━━ GIVEN DATA ━━

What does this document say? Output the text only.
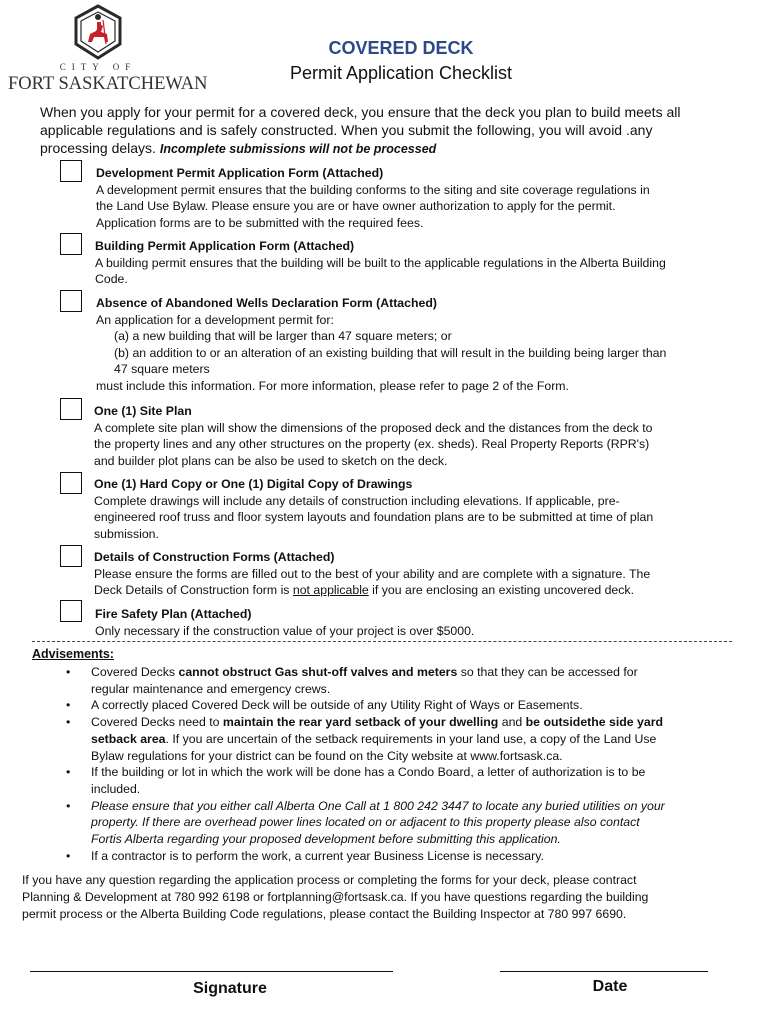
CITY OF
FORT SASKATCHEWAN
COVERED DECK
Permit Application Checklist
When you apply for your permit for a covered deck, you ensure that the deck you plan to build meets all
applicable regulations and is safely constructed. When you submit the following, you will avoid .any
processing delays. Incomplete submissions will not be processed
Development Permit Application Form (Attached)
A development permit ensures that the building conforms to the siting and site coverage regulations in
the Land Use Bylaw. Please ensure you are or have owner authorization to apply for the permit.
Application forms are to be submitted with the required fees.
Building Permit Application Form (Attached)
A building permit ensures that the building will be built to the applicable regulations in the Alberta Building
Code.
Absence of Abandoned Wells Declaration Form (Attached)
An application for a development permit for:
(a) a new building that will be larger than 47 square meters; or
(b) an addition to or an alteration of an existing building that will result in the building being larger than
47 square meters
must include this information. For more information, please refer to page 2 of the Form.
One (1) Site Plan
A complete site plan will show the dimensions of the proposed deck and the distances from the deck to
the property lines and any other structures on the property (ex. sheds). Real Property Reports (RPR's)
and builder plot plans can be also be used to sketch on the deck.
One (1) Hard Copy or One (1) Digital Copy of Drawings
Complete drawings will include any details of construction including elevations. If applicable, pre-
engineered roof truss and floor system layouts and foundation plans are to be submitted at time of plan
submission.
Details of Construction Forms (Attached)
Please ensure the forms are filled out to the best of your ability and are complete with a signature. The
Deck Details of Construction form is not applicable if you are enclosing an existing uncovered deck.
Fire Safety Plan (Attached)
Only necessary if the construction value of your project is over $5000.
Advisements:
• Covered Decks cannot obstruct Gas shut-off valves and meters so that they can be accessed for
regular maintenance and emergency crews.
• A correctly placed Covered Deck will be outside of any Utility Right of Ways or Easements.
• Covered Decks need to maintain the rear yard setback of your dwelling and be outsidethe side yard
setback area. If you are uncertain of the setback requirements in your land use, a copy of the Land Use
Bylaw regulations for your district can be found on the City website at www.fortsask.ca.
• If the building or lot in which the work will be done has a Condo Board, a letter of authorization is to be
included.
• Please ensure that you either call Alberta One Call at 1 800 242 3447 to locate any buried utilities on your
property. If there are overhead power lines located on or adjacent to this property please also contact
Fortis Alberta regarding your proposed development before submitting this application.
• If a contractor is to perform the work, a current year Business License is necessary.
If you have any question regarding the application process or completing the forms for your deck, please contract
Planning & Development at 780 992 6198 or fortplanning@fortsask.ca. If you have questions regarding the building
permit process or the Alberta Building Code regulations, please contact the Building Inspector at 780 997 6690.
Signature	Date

━━━
━━ GIVEN DATA ━━

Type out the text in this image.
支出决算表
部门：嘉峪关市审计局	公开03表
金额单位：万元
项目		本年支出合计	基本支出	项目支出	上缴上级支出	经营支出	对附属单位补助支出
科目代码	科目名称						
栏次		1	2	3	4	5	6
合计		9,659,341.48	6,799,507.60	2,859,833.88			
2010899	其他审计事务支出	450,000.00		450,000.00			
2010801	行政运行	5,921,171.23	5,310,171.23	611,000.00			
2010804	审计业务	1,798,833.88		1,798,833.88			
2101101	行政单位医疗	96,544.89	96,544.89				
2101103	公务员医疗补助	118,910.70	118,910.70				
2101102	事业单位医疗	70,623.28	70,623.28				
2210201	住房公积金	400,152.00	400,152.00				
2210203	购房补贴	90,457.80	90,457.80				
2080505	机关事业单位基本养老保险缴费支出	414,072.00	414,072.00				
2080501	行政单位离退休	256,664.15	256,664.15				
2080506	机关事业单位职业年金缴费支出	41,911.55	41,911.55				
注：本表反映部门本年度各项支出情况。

━━━

CHALLENGE:
Identify and copy all lines with the word "regarding".

WRITTEN REPLY:
Fortis Alberta regarding your proposed development before submitting this application.
If you have any question regarding the application process or completing the forms for your deck, please contract
Planning & Development at 780 992 6198 or fortplanning@fortsask.ca. If you have questions regarding the building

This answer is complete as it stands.